OBJECTIVE: Read through the entries below and return each line with the word "أحمد".
= = = =
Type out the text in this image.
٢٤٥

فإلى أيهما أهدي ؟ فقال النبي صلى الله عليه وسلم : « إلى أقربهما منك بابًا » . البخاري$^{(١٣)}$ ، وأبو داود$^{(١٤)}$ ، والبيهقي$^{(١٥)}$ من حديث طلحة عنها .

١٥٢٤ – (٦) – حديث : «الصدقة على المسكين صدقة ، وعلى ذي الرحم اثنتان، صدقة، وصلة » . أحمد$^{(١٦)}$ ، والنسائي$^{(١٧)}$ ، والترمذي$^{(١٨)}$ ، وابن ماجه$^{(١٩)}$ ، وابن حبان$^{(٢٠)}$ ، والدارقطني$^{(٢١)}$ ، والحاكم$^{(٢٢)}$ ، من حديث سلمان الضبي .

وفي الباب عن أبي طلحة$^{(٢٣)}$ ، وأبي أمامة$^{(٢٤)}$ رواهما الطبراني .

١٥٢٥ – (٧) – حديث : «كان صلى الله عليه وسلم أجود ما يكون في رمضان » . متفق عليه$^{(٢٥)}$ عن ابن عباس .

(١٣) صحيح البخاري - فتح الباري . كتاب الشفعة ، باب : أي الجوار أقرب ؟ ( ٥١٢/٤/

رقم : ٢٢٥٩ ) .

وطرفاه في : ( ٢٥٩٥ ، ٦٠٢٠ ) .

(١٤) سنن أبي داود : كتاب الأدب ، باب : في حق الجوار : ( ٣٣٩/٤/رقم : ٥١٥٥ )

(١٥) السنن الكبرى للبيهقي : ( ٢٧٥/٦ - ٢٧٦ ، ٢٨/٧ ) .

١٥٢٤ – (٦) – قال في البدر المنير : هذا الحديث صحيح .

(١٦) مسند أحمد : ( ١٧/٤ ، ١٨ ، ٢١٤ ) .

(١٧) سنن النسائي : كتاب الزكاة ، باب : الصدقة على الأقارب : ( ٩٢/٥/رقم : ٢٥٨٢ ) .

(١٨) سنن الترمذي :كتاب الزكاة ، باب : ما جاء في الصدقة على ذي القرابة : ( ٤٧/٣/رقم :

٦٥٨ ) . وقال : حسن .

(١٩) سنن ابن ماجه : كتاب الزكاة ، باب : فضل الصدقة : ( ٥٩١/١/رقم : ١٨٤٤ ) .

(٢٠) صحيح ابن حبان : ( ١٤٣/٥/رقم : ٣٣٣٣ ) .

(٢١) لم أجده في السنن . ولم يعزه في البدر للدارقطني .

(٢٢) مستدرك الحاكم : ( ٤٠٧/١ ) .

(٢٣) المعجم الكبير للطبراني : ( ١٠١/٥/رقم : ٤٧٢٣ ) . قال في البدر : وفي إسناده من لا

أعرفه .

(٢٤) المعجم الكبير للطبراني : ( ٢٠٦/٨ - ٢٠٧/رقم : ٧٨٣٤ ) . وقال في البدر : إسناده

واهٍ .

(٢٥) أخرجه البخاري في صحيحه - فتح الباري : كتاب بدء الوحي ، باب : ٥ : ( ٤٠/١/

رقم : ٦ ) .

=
= = = =
ANSWER TO THIS EXERCISE:
١٥٢٤ – (٦) – حديث : «الصدقة على المسكين صدقة ، وعلى ذي الرحم اثنتان، صدقة، وصلة » . أحمد$^{(١٦)}$ ، والنسائي$^{(١٧)}$ ، والترمذي$^{(١٨)}$ ، وابن ماجه$^{(١٩)}$ ، وابن حبان$^{(٢٠)}$ ، والدارقطني$^{(٢١)}$ ، والحاكم$^{(٢٢)}$ ، من حديث سلمان الضبي .
(١٦) مسند أحمد : ( ١٧/٤ ، ١٨ ، ٢١٤ ) .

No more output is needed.